TASK BRIEF:
Below are some records; return each one exactly.

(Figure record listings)

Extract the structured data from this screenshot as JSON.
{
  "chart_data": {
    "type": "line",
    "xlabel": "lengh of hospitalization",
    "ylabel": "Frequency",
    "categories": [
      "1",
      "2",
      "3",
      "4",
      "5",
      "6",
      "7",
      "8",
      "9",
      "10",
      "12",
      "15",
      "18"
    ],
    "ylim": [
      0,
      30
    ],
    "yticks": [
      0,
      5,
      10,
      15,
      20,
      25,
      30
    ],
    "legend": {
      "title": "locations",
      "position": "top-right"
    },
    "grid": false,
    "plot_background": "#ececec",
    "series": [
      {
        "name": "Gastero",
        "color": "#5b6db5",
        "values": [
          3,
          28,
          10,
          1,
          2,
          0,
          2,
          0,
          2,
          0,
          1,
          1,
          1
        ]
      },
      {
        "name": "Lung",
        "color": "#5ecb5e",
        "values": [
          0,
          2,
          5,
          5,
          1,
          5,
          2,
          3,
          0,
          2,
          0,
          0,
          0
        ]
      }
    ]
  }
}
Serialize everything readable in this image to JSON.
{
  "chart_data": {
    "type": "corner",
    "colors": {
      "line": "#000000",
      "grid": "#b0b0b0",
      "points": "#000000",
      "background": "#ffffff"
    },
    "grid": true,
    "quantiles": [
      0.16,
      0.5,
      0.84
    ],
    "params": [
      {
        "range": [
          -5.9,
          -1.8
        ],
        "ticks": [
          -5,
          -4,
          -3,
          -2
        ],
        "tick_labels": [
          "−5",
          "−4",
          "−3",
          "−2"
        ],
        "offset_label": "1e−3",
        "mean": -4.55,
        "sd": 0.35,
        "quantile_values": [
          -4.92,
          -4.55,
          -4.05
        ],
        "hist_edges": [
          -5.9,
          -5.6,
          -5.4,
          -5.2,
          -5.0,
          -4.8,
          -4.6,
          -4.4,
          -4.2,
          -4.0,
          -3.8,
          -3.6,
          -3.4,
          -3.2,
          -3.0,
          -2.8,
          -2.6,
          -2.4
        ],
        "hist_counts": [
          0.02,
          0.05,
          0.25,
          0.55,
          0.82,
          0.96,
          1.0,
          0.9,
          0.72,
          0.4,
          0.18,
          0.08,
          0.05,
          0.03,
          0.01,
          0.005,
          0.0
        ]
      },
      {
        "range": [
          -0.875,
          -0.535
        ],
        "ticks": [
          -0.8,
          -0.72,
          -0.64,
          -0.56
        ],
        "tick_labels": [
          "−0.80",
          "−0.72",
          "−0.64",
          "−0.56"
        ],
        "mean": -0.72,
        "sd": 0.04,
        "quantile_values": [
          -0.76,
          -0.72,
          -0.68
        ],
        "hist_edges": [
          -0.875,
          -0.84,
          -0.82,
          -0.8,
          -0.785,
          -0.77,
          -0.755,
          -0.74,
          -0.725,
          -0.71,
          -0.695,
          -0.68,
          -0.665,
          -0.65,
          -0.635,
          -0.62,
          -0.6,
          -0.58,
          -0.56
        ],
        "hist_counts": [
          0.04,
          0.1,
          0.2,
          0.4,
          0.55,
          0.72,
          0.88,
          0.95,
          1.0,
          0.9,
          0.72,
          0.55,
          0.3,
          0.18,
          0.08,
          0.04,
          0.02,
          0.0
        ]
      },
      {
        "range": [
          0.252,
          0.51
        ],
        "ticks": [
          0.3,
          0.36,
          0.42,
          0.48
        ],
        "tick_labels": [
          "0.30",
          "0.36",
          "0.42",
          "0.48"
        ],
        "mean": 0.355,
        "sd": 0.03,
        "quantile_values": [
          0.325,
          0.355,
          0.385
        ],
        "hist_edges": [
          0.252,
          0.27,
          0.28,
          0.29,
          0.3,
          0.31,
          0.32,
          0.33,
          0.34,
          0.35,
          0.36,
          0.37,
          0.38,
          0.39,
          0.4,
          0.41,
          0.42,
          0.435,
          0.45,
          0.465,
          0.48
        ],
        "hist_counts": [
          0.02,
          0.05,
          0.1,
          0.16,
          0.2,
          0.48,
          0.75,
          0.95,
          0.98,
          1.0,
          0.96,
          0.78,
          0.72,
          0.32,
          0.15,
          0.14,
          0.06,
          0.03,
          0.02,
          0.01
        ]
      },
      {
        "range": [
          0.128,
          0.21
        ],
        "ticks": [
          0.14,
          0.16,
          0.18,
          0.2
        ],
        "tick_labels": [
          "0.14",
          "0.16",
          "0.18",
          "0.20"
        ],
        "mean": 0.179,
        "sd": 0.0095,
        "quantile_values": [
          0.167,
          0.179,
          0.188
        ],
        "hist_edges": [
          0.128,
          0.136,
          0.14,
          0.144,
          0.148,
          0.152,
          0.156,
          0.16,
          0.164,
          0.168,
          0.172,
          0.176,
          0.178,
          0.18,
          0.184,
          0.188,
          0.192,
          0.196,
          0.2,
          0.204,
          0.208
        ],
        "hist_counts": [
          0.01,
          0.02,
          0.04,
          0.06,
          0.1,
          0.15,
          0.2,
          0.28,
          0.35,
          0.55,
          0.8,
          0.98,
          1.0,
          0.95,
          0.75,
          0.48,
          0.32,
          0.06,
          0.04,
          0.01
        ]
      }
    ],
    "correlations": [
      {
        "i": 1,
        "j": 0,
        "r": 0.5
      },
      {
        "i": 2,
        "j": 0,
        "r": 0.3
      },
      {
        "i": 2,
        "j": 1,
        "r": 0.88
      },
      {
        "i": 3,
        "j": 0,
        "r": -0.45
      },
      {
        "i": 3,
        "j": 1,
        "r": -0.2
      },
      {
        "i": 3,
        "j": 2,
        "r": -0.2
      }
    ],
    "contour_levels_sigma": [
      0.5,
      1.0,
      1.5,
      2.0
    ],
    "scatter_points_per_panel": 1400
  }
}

RESULT OF THE EXERCISE:
Extract the structured data from this screenshot as JSON.
{
  "chart_data": {
    "type": "line",
    "xlabel": "lengh of hospitalization",
    "ylabel": "Frequency",
    "categories": [
      "1",
      "2",
      "3",
      "4",
      "5",
      "6",
      "7",
      "8",
      "9",
      "10",
      "12",
      "15",
      "18"
    ],
    "ylim": [
      0,
      30
    ],
    "yticks": [
      0,
      5,
      10,
      15,
      20,
      25,
      30
    ],
    "legend": {
      "title": "locations",
      "position": "top-right"
    },
    "grid": false,
    "plot_background": "#ececec",
    "series": [
      {
        "name": "Gastero",
        "color": "#5b6db5",
        "values": [
          3,
          28,
          10,
          1,
          2,
          0,
          2,
          0,
          2,
          0,
          1,
          1,
          1
        ]
      },
      {
        "name": "Lung",
        "color": "#5ecb5e",
        "values": [
          0,
          2,
          5,
          5,
          1,
          5,
          2,
          3,
          0,
          2,
          0,
          0,
          0
        ]
      }
    ]
  }
}
Serialize everything readable in this image to JSON.
{
  "chart_data": {
    "type": "corner",
    "colors": {
      "line": "#000000",
      "grid": "#b0b0b0",
      "points": "#000000",
      "background": "#ffffff"
    },
    "grid": true,
    "quantiles": [
      0.16,
      0.5,
      0.84
    ],
    "params": [
      {
        "range": [
          -5.9,
          -1.8
        ],
        "ticks": [
          -5,
          -4,
          -3,
          -2
        ],
        "tick_labels": [
          "−5",
          "−4",
          "−3",
          "−2"
        ],
        "offset_label": "1e−3",
        "mean": -4.55,
        "sd": 0.35,
        "quantile_values": [
          -4.92,
          -4.55,
          -4.05
        ],
        "hist_edges": [
          -5.9,
          -5.6,
          -5.4,
          -5.2,
          -5.0,
          -4.8,
          -4.6,
          -4.4,
          -4.2,
          -4.0,
          -3.8,
          -3.6,
          -3.4,
          -3.2,
          -3.0,
          -2.8,
          -2.6,
          -2.4
        ],
        "hist_counts": [
          0.02,
          0.05,
          0.25,
          0.55,
          0.82,
          0.96,
          1.0,
          0.9,
          0.72,
          0.4,
          0.18,
          0.08,
          0.05,
          0.03,
          0.01,
          0.005,
          0.0
        ]
      },
      {
        "range": [
          -0.875,
          -0.535
        ],
        "ticks": [
          -0.8,
          -0.72,
          -0.64,
          -0.56
        ],
        "tick_labels": [
          "−0.80",
          "−0.72",
          "−0.64",
          "−0.56"
        ],
        "mean": -0.72,
        "sd": 0.04,
        "quantile_values": [
          -0.76,
          -0.72,
          -0.68
        ],
        "hist_edges": [
          -0.875,
          -0.84,
          -0.82,
          -0.8,
          -0.785,
          -0.77,
          -0.755,
          -0.74,
          -0.725,
          -0.71,
          -0.695,
          -0.68,
          -0.665,
          -0.65,
          -0.635,
          -0.62,
          -0.6,
          -0.58,
          -0.56
        ],
        "hist_counts": [
          0.04,
          0.1,
          0.2,
          0.4,
          0.55,
          0.72,
          0.88,
          0.95,
          1.0,
          0.9,
          0.72,
          0.55,
          0.3,
          0.18,
          0.08,
          0.04,
          0.02,
          0.0
        ]
      },
      {
        "range": [
          0.252,
          0.51
        ],
        "ticks": [
          0.3,
          0.36,
          0.42,
          0.48
        ],
        "tick_labels": [
          "0.30",
          "0.36",
          "0.42",
          "0.48"
        ],
        "mean": 0.355,
        "sd": 0.03,
        "quantile_values": [
          0.325,
          0.355,
          0.385
        ],
        "hist_edges": [
          0.252,
          0.27,
          0.28,
          0.29,
          0.3,
          0.31,
          0.32,
          0.33,
          0.34,
          0.35,
          0.36,
          0.37,
          0.38,
          0.39,
          0.4,
          0.41,
          0.42,
          0.435,
          0.45,
          0.465,
          0.48
        ],
        "hist_counts": [
          0.02,
          0.05,
          0.1,
          0.16,
          0.2,
          0.48,
          0.75,
          0.95,
          0.98,
          1.0,
          0.96,
          0.78,
          0.72,
          0.32,
          0.15,
          0.14,
          0.06,
          0.03,
          0.02,
          0.01
        ]
      },
      {
        "range": [
          0.128,
          0.21
        ],
        "ticks": [
          0.14,
          0.16,
          0.18,
          0.2
        ],
        "tick_labels": [
          "0.14",
          "0.16",
          "0.18",
          "0.20"
        ],
        "mean": 0.179,
        "sd": 0.0095,
        "quantile_values": [
          0.167,
          0.179,
          0.188
        ],
        "hist_edges": [
          0.128,
          0.136,
          0.14,
          0.144,
          0.148,
          0.152,
          0.156,
          0.16,
          0.164,
          0.168,
          0.172,
          0.176,
          0.178,
          0.18,
          0.184,
          0.188,
          0.192,
          0.196,
          0.2,
          0.204,
          0.208
        ],
        "hist_counts": [
          0.01,
          0.02,
          0.04,
          0.06,
          0.1,
          0.15,
          0.2,
          0.28,
          0.35,
          0.55,
          0.8,
          0.98,
          1.0,
          0.95,
          0.75,
          0.48,
          0.32,
          0.06,
          0.04,
          0.01
        ]
      }
    ],
    "correlations": [
      {
        "i": 1,
        "j": 0,
        "r": 0.5
      },
      {
        "i": 2,
        "j": 0,
        "r": 0.3
      },
      {
        "i": 2,
        "j": 1,
        "r": 0.88
      },
      {
        "i": 3,
        "j": 0,
        "r": -0.45
      },
      {
        "i": 3,
        "j": 1,
        "r": -0.2
      },
      {
        "i": 3,
        "j": 2,
        "r": -0.2
      }
    ],
    "contour_levels_sigma": [
      0.5,
      1.0,
      1.5,
      2.0
    ],
    "scatter_points_per_panel": 1400
  }
}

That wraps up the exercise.